### Data
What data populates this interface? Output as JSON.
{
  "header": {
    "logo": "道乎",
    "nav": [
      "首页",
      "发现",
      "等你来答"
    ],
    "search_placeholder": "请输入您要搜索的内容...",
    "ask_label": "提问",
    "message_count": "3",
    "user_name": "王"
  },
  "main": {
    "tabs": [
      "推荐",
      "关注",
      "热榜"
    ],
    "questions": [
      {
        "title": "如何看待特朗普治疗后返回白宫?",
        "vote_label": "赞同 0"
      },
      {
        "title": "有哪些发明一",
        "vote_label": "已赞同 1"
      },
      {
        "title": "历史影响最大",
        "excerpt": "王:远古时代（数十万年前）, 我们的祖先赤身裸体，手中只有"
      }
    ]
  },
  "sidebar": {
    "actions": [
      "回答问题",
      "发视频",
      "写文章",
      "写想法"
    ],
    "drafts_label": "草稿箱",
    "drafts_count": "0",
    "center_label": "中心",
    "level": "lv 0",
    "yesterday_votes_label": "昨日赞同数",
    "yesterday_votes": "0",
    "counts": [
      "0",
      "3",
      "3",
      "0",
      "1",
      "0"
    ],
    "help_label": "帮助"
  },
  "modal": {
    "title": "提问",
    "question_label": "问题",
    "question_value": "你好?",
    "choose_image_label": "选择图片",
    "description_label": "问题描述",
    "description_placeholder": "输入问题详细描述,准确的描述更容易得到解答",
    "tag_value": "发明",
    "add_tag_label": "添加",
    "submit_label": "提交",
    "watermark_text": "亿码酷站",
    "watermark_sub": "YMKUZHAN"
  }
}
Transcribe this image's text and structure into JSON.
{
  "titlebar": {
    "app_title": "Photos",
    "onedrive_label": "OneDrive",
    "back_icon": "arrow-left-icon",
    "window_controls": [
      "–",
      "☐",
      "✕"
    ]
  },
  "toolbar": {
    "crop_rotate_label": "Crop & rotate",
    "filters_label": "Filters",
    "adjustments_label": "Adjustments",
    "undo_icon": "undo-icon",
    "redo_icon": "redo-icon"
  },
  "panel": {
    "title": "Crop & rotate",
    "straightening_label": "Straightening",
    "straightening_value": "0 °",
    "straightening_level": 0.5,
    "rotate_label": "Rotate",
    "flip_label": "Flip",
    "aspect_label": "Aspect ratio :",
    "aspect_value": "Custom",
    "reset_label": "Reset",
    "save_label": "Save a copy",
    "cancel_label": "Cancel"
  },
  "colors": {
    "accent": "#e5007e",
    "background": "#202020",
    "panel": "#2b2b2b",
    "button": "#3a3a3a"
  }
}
######
» **Exercise directions**
Restate each of the entries above verbatim.

» **Response below**
What data populates this interface? Output as JSON.
{
  "header": {
    "logo": "道乎",
    "nav": [
      "首页",
      "发现",
      "等你来答"
    ],
    "search_placeholder": "请输入您要搜索的内容...",
    "ask_label": "提问",
    "message_count": "3",
    "user_name": "王"
  },
  "main": {
    "tabs": [
      "推荐",
      "关注",
      "热榜"
    ],
    "questions": [
      {
        "title": "如何看待特朗普治疗后返回白宫?",
        "vote_label": "赞同 0"
      },
      {
        "title": "有哪些发明一",
        "vote_label": "已赞同 1"
      },
      {
        "title": "历史影响最大",
        "excerpt": "王:远古时代（数十万年前）, 我们的祖先赤身裸体，手中只有"
      }
    ]
  },
  "sidebar": {
    "actions": [
      "回答问题",
      "发视频",
      "写文章",
      "写想法"
    ],
    "drafts_label": "草稿箱",
    "drafts_count": "0",
    "center_label": "中心",
    "level": "lv 0",
    "yesterday_votes_label": "昨日赞同数",
    "yesterday_votes": "0",
    "counts": [
      "0",
      "3",
      "3",
      "0",
      "1",
      "0"
    ],
    "help_label": "帮助"
  },
  "modal": {
    "title": "提问",
    "question_label": "问题",
    "question_value": "你好?",
    "choose_image_label": "选择图片",
    "description_label": "问题描述",
    "description_placeholder": "输入问题详细描述,准确的描述更容易得到解答",
    "tag_value": "发明",
    "add_tag_label": "添加",
    "submit_label": "提交",
    "watermark_text": "亿码酷站",
    "watermark_sub": "YMKUZHAN"
  }
}
Transcribe this image's text and structure into JSON.
{
  "titlebar": {
    "app_title": "Photos",
    "onedrive_label": "OneDrive",
    "back_icon": "arrow-left-icon",
    "window_controls": [
      "–",
      "☐",
      "✕"
    ]
  },
  "toolbar": {
    "crop_rotate_label": "Crop & rotate",
    "filters_label": "Filters",
    "adjustments_label": "Adjustments",
    "undo_icon": "undo-icon",
    "redo_icon": "redo-icon"
  },
  "panel": {
    "title": "Crop & rotate",
    "straightening_label": "Straightening",
    "straightening_value": "0 °",
    "straightening_level": 0.5,
    "rotate_label": "Rotate",
    "flip_label": "Flip",
    "aspect_label": "Aspect ratio :",
    "aspect_value": "Custom",
    "reset_label": "Reset",
    "save_label": "Save a copy",
    "cancel_label": "Cancel"
  },
  "colors": {
    "accent": "#e5007e",
    "background": "#202020",
    "panel": "#2b2b2b",
    "button": "#3a3a3a"
  }
}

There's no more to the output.